Task brief: Write out each line that follows exactly as it stands, without the pictures.

####

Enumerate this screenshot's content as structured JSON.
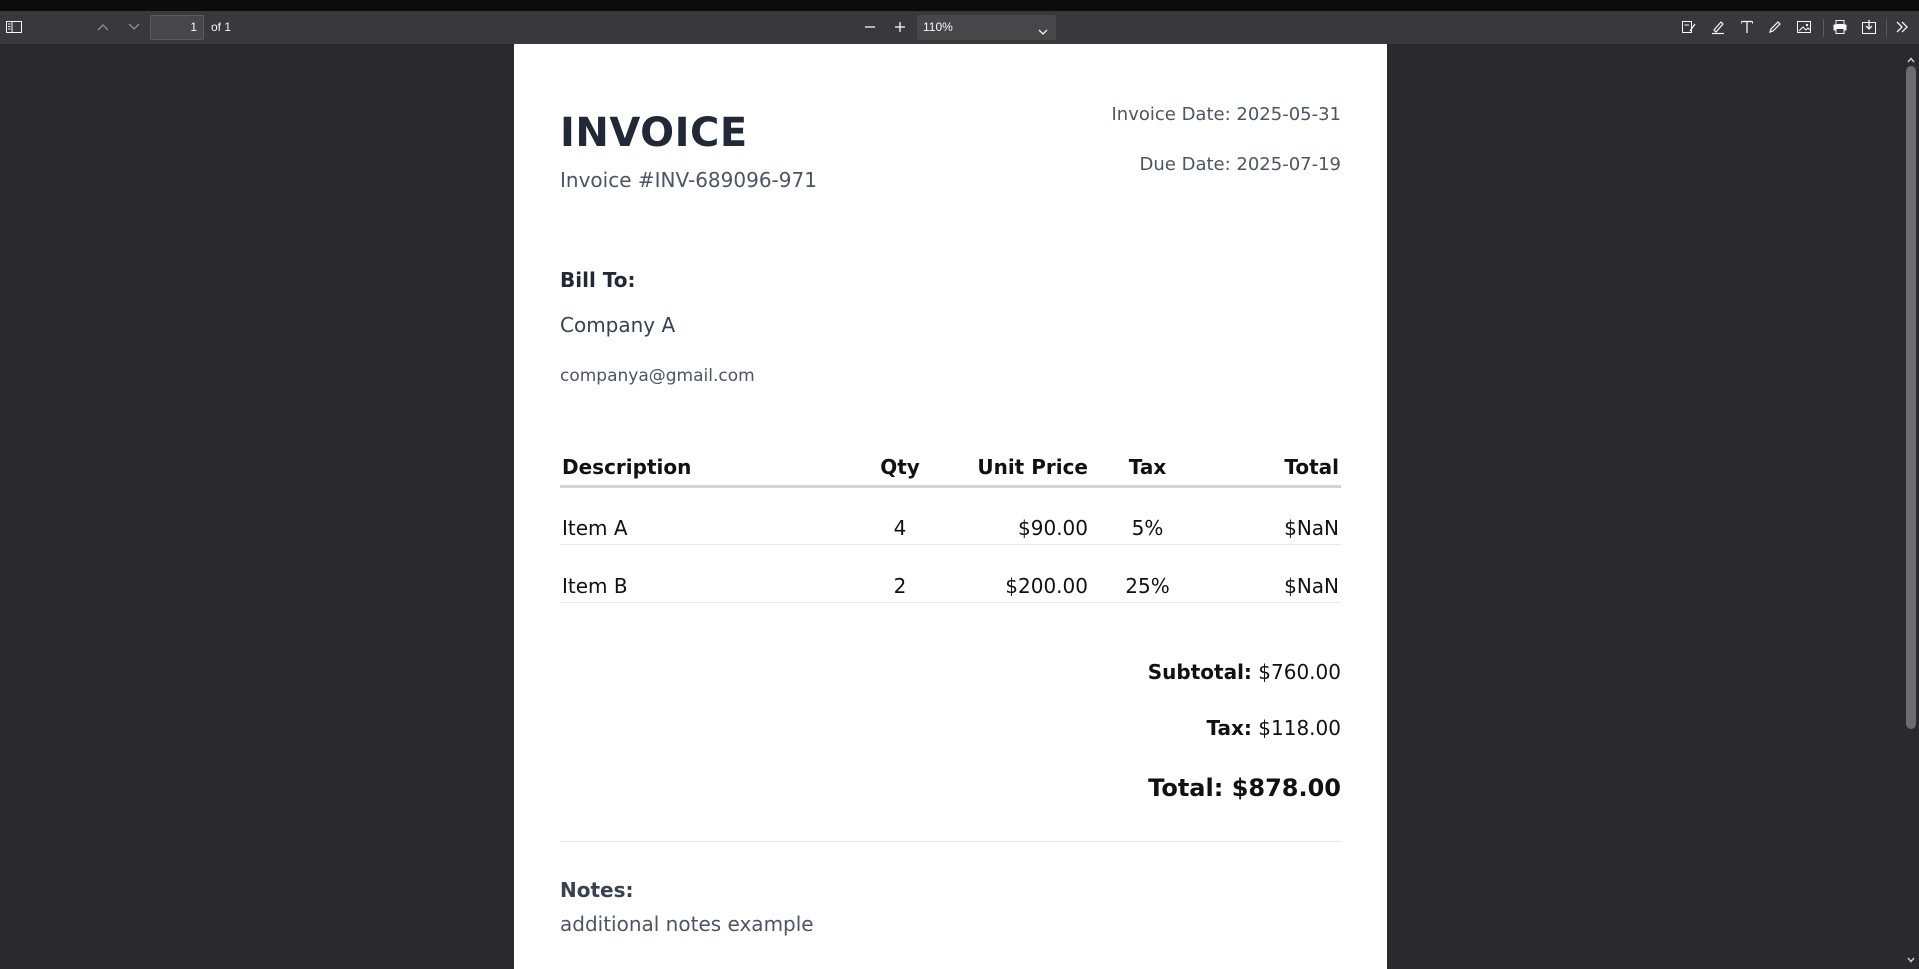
{
  "toolbar": {
    "page_number": "1",
    "page_of": "of 1",
    "zoom_value": "110%"
  },
  "invoice": {
    "title": "INVOICE",
    "number": "Invoice #INV-689096-971",
    "invoice_date": "Invoice Date: 2025-05-31",
    "due_date": "Due Date: 2025-07-19",
    "bill_to_label": "Bill To:",
    "company": "Company A",
    "email": "companya@gmail.com",
    "table": {
      "headers": [
        "Description",
        "Qty",
        "Unit Price",
        "Tax",
        "Total"
      ],
      "rows": [
        [
          "Item A",
          "4",
          "$90.00",
          "5%",
          "$NaN"
        ],
        [
          "Item B",
          "2",
          "$200.00",
          "25%",
          "$NaN"
        ]
      ]
    },
    "subtotal_label": "Subtotal:",
    "subtotal_value": "$760.00",
    "tax_label": "Tax:",
    "tax_value": "$118.00",
    "total_label": "Total:",
    "total_value": "$878.00",
    "notes_label": "Notes:",
    "notes_text": "additional notes example"
  }
}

####

Written solution:
Enumerate this screenshot's content as structured JSON.
{
  "toolbar": {
    "page_number": "1",
    "page_of": "of 1",
    "zoom_value": "110%"
  },
  "invoice": {
    "title": "INVOICE",
    "number": "Invoice #INV-689096-971",
    "invoice_date": "Invoice Date: 2025-05-31",
    "due_date": "Due Date: 2025-07-19",
    "bill_to_label": "Bill To:",
    "company": "Company A",
    "email": "companya@gmail.com",
    "table": {
      "headers": [
        "Description",
        "Qty",
        "Unit Price",
        "Tax",
        "Total"
      ],
      "rows": [
        [
          "Item A",
          "4",
          "$90.00",
          "5%",
          "$NaN"
        ],
        [
          "Item B",
          "2",
          "$200.00",
          "25%",
          "$NaN"
        ]
      ]
    },
    "subtotal_label": "Subtotal:",
    "subtotal_value": "$760.00",
    "tax_label": "Tax:",
    "tax_value": "$118.00",
    "total_label": "Total:",
    "total_value": "$878.00",
    "notes_label": "Notes:",
    "notes_text": "additional notes example"
  }
}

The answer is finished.